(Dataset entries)
——
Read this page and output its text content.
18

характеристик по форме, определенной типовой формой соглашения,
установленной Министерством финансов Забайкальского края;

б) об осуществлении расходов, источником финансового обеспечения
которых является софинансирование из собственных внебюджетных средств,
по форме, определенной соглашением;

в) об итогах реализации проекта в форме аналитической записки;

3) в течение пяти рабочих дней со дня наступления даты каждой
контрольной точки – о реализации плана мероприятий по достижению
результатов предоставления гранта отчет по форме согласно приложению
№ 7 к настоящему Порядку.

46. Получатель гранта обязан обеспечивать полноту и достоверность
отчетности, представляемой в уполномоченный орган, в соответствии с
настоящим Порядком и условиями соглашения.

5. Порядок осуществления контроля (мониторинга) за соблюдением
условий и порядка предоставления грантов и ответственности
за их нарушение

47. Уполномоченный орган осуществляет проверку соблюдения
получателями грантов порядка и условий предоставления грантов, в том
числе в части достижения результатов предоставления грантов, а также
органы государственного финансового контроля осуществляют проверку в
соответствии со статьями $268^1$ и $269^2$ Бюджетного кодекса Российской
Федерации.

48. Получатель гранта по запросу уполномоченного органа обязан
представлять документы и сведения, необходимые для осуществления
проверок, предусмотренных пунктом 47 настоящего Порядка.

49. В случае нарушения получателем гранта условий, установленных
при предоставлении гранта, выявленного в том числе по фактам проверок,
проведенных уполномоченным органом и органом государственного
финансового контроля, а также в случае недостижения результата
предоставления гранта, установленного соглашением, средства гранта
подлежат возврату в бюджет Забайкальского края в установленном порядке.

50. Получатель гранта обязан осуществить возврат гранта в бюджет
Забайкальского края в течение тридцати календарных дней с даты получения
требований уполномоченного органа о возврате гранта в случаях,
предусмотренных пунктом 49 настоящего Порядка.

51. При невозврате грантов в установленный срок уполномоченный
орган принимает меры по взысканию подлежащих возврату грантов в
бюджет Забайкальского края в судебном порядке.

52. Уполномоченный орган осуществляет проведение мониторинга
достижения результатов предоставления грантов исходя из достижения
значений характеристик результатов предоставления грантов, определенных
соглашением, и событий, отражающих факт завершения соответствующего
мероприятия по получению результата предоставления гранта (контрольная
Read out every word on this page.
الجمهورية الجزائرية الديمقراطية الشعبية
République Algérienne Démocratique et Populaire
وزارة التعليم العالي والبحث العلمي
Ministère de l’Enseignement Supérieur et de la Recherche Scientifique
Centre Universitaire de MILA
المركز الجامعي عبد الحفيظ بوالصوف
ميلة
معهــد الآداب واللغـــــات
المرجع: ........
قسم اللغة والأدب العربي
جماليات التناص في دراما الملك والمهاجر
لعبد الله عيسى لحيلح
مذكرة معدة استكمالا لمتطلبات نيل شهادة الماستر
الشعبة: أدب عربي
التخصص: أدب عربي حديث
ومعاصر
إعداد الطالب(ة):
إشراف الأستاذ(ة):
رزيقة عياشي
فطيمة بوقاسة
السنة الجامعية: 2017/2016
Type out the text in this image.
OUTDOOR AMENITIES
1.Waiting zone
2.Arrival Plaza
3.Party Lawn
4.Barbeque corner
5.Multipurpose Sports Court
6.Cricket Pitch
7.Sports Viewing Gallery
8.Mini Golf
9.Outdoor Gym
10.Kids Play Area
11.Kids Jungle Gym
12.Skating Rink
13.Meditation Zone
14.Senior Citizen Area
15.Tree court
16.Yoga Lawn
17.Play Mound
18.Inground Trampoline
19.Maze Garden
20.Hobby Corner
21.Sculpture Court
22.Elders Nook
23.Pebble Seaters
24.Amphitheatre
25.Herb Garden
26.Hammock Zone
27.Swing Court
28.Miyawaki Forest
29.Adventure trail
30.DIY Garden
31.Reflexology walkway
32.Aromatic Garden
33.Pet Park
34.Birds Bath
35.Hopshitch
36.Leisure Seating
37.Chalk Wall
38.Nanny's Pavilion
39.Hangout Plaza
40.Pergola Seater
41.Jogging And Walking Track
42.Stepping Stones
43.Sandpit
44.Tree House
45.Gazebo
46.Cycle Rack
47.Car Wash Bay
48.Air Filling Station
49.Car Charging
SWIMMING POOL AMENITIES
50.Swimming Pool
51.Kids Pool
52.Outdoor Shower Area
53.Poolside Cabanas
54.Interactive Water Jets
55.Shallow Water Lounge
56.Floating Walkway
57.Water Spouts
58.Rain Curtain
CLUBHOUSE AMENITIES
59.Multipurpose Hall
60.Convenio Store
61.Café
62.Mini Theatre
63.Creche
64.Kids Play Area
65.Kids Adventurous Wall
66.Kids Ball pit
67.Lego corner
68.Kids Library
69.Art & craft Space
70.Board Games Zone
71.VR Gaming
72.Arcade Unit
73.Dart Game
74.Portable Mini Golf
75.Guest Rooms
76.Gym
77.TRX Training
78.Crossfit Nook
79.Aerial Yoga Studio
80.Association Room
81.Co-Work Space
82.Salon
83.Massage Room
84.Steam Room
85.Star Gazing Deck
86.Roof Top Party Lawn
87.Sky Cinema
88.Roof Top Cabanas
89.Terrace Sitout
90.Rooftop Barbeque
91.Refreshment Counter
——
**EXERCISE TASK:** Give all the entries again exactly; leave none out.

**WORKED ANSWER:**
Read this page and output its text content.
18

характеристик по форме, определенной типовой формой соглашения,
установленной Министерством финансов Забайкальского края;

б) об осуществлении расходов, источником финансового обеспечения
которых является софинансирование из собственных внебюджетных средств,
по форме, определенной соглашением;

в) об итогах реализации проекта в форме аналитической записки;

3) в течение пяти рабочих дней со дня наступления даты каждой
контрольной точки – о реализации плана мероприятий по достижению
результатов предоставления гранта отчет по форме согласно приложению
№ 7 к настоящему Порядку.

46. Получатель гранта обязан обеспечивать полноту и достоверность
отчетности, представляемой в уполномоченный орган, в соответствии с
настоящим Порядком и условиями соглашения.

5. Порядок осуществления контроля (мониторинга) за соблюдением
условий и порядка предоставления грантов и ответственности
за их нарушение

47. Уполномоченный орган осуществляет проверку соблюдения
получателями грантов порядка и условий предоставления грантов, в том
числе в части достижения результатов предоставления грантов, а также
органы государственного финансового контроля осуществляют проверку в
соответствии со статьями $268^1$ и $269^2$ Бюджетного кодекса Российской
Федерации.

48. Получатель гранта по запросу уполномоченного органа обязан
представлять документы и сведения, необходимые для осуществления
проверок, предусмотренных пунктом 47 настоящего Порядка.

49. В случае нарушения получателем гранта условий, установленных
при предоставлении гранта, выявленного в том числе по фактам проверок,
проведенных уполномоченным органом и органом государственного
финансового контроля, а также в случае недостижения результата
предоставления гранта, установленного соглашением, средства гранта
подлежат возврату в бюджет Забайкальского края в установленном порядке.

50. Получатель гранта обязан осуществить возврат гранта в бюджет
Забайкальского края в течение тридцати календарных дней с даты получения
требований уполномоченного органа о возврате гранта в случаях,
предусмотренных пунктом 49 настоящего Порядка.

51. При невозврате грантов в установленный срок уполномоченный
орган принимает меры по взысканию подлежащих возврату грантов в
бюджет Забайкальского края в судебном порядке.

52. Уполномоченный орган осуществляет проведение мониторинга
достижения результатов предоставления грантов исходя из достижения
значений характеристик результатов предоставления грантов, определенных
соглашением, и событий, отражающих факт завершения соответствующего
мероприятия по получению результата предоставления гранта (контрольная
Read out every word on this page.
الجمهورية الجزائرية الديمقراطية الشعبية
République Algérienne Démocratique et Populaire
وزارة التعليم العالي والبحث العلمي
Ministère de l’Enseignement Supérieur et de la Recherche Scientifique
Centre Universitaire de MILA
المركز الجامعي عبد الحفيظ بوالصوف
ميلة
معهــد الآداب واللغـــــات
المرجع: ........
قسم اللغة والأدب العربي
جماليات التناص في دراما الملك والمهاجر
لعبد الله عيسى لحيلح
مذكرة معدة استكمالا لمتطلبات نيل شهادة الماستر
الشعبة: أدب عربي
التخصص: أدب عربي حديث
ومعاصر
إعداد الطالب(ة):
إشراف الأستاذ(ة):
رزيقة عياشي
فطيمة بوقاسة
السنة الجامعية: 2017/2016
Type out the text in this image.
OUTDOOR AMENITIES
1.Waiting zone
2.Arrival Plaza
3.Party Lawn
4.Barbeque corner
5.Multipurpose Sports Court
6.Cricket Pitch
7.Sports Viewing Gallery
8.Mini Golf
9.Outdoor Gym
10.Kids Play Area
11.Kids Jungle Gym
12.Skating Rink
13.Meditation Zone
14.Senior Citizen Area
15.Tree court
16.Yoga Lawn
17.Play Mound
18.Inground Trampoline
19.Maze Garden
20.Hobby Corner
21.Sculpture Court
22.Elders Nook
23.Pebble Seaters
24.Amphitheatre
25.Herb Garden
26.Hammock Zone
27.Swing Court
28.Miyawaki Forest
29.Adventure trail
30.DIY Garden
31.Reflexology walkway
32.Aromatic Garden
33.Pet Park
34.Birds Bath
35.Hopshitch
36.Leisure Seating
37.Chalk Wall
38.Nanny's Pavilion
39.Hangout Plaza
40.Pergola Seater
41.Jogging And Walking Track
42.Stepping Stones
43.Sandpit
44.Tree House
45.Gazebo
46.Cycle Rack
47.Car Wash Bay
48.Air Filling Station
49.Car Charging
SWIMMING POOL AMENITIES
50.Swimming Pool
51.Kids Pool
52.Outdoor Shower Area
53.Poolside Cabanas
54.Interactive Water Jets
55.Shallow Water Lounge
56.Floating Walkway
57.Water Spouts
58.Rain Curtain
CLUBHOUSE AMENITIES
59.Multipurpose Hall
60.Convenio Store
61.Café
62.Mini Theatre
63.Creche
64.Kids Play Area
65.Kids Adventurous Wall
66.Kids Ball pit
67.Lego corner
68.Kids Library
69.Art & craft Space
70.Board Games Zone
71.VR Gaming
72.Arcade Unit
73.Dart Game
74.Portable Mini Golf
75.Guest Rooms
76.Gym
77.TRX Training
78.Crossfit Nook
79.Aerial Yoga Studio
80.Association Room
81.Co-Work Space
82.Salon
83.Massage Room
84.Steam Room
85.Star Gazing Deck
86.Roof Top Party Lawn
87.Sky Cinema
88.Roof Top Cabanas
89.Terrace Sitout
90.Rooftop Barbeque
91.Refreshment Counter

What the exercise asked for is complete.